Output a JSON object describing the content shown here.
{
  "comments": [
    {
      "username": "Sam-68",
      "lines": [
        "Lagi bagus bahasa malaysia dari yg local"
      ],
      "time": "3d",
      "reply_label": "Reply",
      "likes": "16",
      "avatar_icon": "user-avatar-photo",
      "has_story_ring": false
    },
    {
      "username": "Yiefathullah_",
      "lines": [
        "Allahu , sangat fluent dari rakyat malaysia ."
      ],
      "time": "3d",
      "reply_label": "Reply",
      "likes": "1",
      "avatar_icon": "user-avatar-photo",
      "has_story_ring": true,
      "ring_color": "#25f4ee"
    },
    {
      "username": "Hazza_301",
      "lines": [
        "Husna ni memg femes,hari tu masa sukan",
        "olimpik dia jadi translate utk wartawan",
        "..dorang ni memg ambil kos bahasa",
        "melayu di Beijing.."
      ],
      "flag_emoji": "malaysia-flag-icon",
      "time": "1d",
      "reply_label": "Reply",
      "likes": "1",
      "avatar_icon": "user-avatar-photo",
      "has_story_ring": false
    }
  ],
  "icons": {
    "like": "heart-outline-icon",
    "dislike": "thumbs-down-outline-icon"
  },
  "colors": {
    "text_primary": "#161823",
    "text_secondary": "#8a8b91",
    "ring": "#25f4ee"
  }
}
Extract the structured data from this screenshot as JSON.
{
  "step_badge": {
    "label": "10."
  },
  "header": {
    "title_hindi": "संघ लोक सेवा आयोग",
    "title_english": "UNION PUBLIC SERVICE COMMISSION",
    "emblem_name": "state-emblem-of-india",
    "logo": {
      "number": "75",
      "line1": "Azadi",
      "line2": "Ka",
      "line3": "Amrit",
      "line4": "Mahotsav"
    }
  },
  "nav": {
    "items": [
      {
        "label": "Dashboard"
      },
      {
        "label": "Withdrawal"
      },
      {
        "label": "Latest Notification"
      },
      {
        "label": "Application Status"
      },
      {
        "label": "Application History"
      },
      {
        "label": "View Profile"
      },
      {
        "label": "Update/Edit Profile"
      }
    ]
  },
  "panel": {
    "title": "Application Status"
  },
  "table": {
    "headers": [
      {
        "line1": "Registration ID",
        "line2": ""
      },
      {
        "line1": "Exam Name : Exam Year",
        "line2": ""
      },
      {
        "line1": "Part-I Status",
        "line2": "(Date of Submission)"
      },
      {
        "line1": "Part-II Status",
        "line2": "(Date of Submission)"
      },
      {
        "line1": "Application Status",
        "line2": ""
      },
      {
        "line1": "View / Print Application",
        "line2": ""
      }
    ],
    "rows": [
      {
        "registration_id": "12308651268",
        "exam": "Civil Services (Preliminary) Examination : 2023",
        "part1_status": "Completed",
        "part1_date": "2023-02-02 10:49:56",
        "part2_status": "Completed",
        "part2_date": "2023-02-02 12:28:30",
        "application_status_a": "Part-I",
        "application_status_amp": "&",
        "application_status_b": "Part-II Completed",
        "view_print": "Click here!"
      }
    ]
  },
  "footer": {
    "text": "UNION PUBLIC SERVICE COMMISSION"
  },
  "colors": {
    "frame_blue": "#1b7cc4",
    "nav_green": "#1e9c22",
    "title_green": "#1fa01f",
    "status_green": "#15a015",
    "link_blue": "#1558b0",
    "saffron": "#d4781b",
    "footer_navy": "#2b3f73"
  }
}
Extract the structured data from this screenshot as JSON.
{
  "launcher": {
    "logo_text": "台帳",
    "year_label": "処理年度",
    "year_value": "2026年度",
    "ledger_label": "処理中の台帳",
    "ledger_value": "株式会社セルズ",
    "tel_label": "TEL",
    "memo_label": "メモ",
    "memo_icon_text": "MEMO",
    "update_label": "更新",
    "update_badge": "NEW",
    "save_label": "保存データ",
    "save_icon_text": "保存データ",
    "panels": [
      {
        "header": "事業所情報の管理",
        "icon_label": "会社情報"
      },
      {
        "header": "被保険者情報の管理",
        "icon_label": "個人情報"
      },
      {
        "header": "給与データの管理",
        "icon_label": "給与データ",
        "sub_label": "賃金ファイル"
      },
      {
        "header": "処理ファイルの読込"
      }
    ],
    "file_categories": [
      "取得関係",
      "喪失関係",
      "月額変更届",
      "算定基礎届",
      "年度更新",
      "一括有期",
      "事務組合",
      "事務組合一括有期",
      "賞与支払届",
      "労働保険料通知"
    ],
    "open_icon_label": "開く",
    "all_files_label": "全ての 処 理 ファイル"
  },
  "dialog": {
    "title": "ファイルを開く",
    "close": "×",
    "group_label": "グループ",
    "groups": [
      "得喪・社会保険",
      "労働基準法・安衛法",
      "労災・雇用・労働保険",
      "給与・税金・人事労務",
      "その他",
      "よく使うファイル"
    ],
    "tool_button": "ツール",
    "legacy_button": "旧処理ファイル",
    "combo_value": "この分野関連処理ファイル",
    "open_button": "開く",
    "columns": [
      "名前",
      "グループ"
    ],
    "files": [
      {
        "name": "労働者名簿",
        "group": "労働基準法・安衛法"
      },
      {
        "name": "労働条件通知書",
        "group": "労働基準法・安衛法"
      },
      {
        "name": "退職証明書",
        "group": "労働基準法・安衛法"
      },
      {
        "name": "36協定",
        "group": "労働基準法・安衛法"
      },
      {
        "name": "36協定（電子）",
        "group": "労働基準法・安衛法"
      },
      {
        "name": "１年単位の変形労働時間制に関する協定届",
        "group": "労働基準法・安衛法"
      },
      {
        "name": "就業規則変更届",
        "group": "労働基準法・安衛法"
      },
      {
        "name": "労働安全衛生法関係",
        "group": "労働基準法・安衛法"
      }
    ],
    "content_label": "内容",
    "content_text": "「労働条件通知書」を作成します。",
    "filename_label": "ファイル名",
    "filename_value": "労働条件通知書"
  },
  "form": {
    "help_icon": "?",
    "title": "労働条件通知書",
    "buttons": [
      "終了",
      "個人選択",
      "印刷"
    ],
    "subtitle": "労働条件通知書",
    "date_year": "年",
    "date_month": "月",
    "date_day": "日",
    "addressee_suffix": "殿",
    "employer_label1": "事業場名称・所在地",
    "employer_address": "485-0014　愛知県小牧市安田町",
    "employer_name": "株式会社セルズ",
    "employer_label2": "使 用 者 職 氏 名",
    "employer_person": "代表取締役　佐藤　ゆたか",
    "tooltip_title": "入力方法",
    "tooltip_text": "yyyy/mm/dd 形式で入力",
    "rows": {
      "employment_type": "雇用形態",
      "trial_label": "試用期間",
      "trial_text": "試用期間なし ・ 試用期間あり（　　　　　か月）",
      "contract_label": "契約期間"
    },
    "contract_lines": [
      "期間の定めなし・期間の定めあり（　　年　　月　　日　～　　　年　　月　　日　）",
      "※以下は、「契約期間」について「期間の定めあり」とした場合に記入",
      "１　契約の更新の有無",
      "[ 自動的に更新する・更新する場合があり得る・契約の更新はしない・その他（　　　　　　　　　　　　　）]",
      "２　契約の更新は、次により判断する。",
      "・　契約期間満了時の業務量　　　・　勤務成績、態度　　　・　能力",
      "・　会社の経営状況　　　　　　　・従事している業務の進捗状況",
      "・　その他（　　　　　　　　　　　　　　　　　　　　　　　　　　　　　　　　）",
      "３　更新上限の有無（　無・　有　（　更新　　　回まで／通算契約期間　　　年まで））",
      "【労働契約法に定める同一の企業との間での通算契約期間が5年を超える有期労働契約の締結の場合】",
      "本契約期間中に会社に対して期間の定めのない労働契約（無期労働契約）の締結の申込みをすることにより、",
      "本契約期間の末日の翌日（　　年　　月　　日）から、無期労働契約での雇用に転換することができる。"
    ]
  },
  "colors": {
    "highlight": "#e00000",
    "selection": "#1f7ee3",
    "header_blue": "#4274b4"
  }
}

=-=-=-=-=

▶ Exercise description:
Reproduce the complete data exactly as presented above.

▶ Response to this task:
Output a JSON object describing the content shown here.
{
  "comments": [
    {
      "username": "Sam-68",
      "lines": [
        "Lagi bagus bahasa malaysia dari yg local"
      ],
      "time": "3d",
      "reply_label": "Reply",
      "likes": "16",
      "avatar_icon": "user-avatar-photo",
      "has_story_ring": false
    },
    {
      "username": "Yiefathullah_",
      "lines": [
        "Allahu , sangat fluent dari rakyat malaysia ."
      ],
      "time": "3d",
      "reply_label": "Reply",
      "likes": "1",
      "avatar_icon": "user-avatar-photo",
      "has_story_ring": true,
      "ring_color": "#25f4ee"
    },
    {
      "username": "Hazza_301",
      "lines": [
        "Husna ni memg femes,hari tu masa sukan",
        "olimpik dia jadi translate utk wartawan",
        "..dorang ni memg ambil kos bahasa",
        "melayu di Beijing.."
      ],
      "flag_emoji": "malaysia-flag-icon",
      "time": "1d",
      "reply_label": "Reply",
      "likes": "1",
      "avatar_icon": "user-avatar-photo",
      "has_story_ring": false
    }
  ],
  "icons": {
    "like": "heart-outline-icon",
    "dislike": "thumbs-down-outline-icon"
  },
  "colors": {
    "text_primary": "#161823",
    "text_secondary": "#8a8b91",
    "ring": "#25f4ee"
  }
}
Extract the structured data from this screenshot as JSON.
{
  "step_badge": {
    "label": "10."
  },
  "header": {
    "title_hindi": "संघ लोक सेवा आयोग",
    "title_english": "UNION PUBLIC SERVICE COMMISSION",
    "emblem_name": "state-emblem-of-india",
    "logo": {
      "number": "75",
      "line1": "Azadi",
      "line2": "Ka",
      "line3": "Amrit",
      "line4": "Mahotsav"
    }
  },
  "nav": {
    "items": [
      {
        "label": "Dashboard"
      },
      {
        "label": "Withdrawal"
      },
      {
        "label": "Latest Notification"
      },
      {
        "label": "Application Status"
      },
      {
        "label": "Application History"
      },
      {
        "label": "View Profile"
      },
      {
        "label": "Update/Edit Profile"
      }
    ]
  },
  "panel": {
    "title": "Application Status"
  },
  "table": {
    "headers": [
      {
        "line1": "Registration ID",
        "line2": ""
      },
      {
        "line1": "Exam Name : Exam Year",
        "line2": ""
      },
      {
        "line1": "Part-I Status",
        "line2": "(Date of Submission)"
      },
      {
        "line1": "Part-II Status",
        "line2": "(Date of Submission)"
      },
      {
        "line1": "Application Status",
        "line2": ""
      },
      {
        "line1": "View / Print Application",
        "line2": ""
      }
    ],
    "rows": [
      {
        "registration_id": "12308651268",
        "exam": "Civil Services (Preliminary) Examination : 2023",
        "part1_status": "Completed",
        "part1_date": "2023-02-02 10:49:56",
        "part2_status": "Completed",
        "part2_date": "2023-02-02 12:28:30",
        "application_status_a": "Part-I",
        "application_status_amp": "&",
        "application_status_b": "Part-II Completed",
        "view_print": "Click here!"
      }
    ]
  },
  "footer": {
    "text": "UNION PUBLIC SERVICE COMMISSION"
  },
  "colors": {
    "frame_blue": "#1b7cc4",
    "nav_green": "#1e9c22",
    "title_green": "#1fa01f",
    "status_green": "#15a015",
    "link_blue": "#1558b0",
    "saffron": "#d4781b",
    "footer_navy": "#2b3f73"
  }
}
Extract the structured data from this screenshot as JSON.
{
  "launcher": {
    "logo_text": "台帳",
    "year_label": "処理年度",
    "year_value": "2026年度",
    "ledger_label": "処理中の台帳",
    "ledger_value": "株式会社セルズ",
    "tel_label": "TEL",
    "memo_label": "メモ",
    "memo_icon_text": "MEMO",
    "update_label": "更新",
    "update_badge": "NEW",
    "save_label": "保存データ",
    "save_icon_text": "保存データ",
    "panels": [
      {
        "header": "事業所情報の管理",
        "icon_label": "会社情報"
      },
      {
        "header": "被保険者情報の管理",
        "icon_label": "個人情報"
      },
      {
        "header": "給与データの管理",
        "icon_label": "給与データ",
        "sub_label": "賃金ファイル"
      },
      {
        "header": "処理ファイルの読込"
      }
    ],
    "file_categories": [
      "取得関係",
      "喪失関係",
      "月額変更届",
      "算定基礎届",
      "年度更新",
      "一括有期",
      "事務組合",
      "事務組合一括有期",
      "賞与支払届",
      "労働保険料通知"
    ],
    "open_icon_label": "開く",
    "all_files_label": "全ての 処 理 ファイル"
  },
  "dialog": {
    "title": "ファイルを開く",
    "close": "×",
    "group_label": "グループ",
    "groups": [
      "得喪・社会保険",
      "労働基準法・安衛法",
      "労災・雇用・労働保険",
      "給与・税金・人事労務",
      "その他",
      "よく使うファイル"
    ],
    "tool_button": "ツール",
    "legacy_button": "旧処理ファイル",
    "combo_value": "この分野関連処理ファイル",
    "open_button": "開く",
    "columns": [
      "名前",
      "グループ"
    ],
    "files": [
      {
        "name": "労働者名簿",
        "group": "労働基準法・安衛法"
      },
      {
        "name": "労働条件通知書",
        "group": "労働基準法・安衛法"
      },
      {
        "name": "退職証明書",
        "group": "労働基準法・安衛法"
      },
      {
        "name": "36協定",
        "group": "労働基準法・安衛法"
      },
      {
        "name": "36協定（電子）",
        "group": "労働基準法・安衛法"
      },
      {
        "name": "１年単位の変形労働時間制に関する協定届",
        "group": "労働基準法・安衛法"
      },
      {
        "name": "就業規則変更届",
        "group": "労働基準法・安衛法"
      },
      {
        "name": "労働安全衛生法関係",
        "group": "労働基準法・安衛法"
      }
    ],
    "content_label": "内容",
    "content_text": "「労働条件通知書」を作成します。",
    "filename_label": "ファイル名",
    "filename_value": "労働条件通知書"
  },
  "form": {
    "help_icon": "?",
    "title": "労働条件通知書",
    "buttons": [
      "終了",
      "個人選択",
      "印刷"
    ],
    "subtitle": "労働条件通知書",
    "date_year": "年",
    "date_month": "月",
    "date_day": "日",
    "addressee_suffix": "殿",
    "employer_label1": "事業場名称・所在地",
    "employer_address": "485-0014　愛知県小牧市安田町",
    "employer_name": "株式会社セルズ",
    "employer_label2": "使 用 者 職 氏 名",
    "employer_person": "代表取締役　佐藤　ゆたか",
    "tooltip_title": "入力方法",
    "tooltip_text": "yyyy/mm/dd 形式で入力",
    "rows": {
      "employment_type": "雇用形態",
      "trial_label": "試用期間",
      "trial_text": "試用期間なし ・ 試用期間あり（　　　　　か月）",
      "contract_label": "契約期間"
    },
    "contract_lines": [
      "期間の定めなし・期間の定めあり（　　年　　月　　日　～　　　年　　月　　日　）",
      "※以下は、「契約期間」について「期間の定めあり」とした場合に記入",
      "１　契約の更新の有無",
      "[ 自動的に更新する・更新する場合があり得る・契約の更新はしない・その他（　　　　　　　　　　　　　）]",
      "２　契約の更新は、次により判断する。",
      "・　契約期間満了時の業務量　　　・　勤務成績、態度　　　・　能力",
      "・　会社の経営状況　　　　　　　・従事している業務の進捗状況",
      "・　その他（　　　　　　　　　　　　　　　　　　　　　　　　　　　　　　　　）",
      "３　更新上限の有無（　無・　有　（　更新　　　回まで／通算契約期間　　　年まで））",
      "【労働契約法に定める同一の企業との間での通算契約期間が5年を超える有期労働契約の締結の場合】",
      "本契約期間中に会社に対して期間の定めのない労働契約（無期労働契約）の締結の申込みをすることにより、",
      "本契約期間の末日の翌日（　　年　　月　　日）から、無期労働契約での雇用に転換することができる。"
    ]
  },
  "colors": {
    "highlight": "#e00000",
    "selection": "#1f7ee3",
    "header_blue": "#4274b4"
  }
}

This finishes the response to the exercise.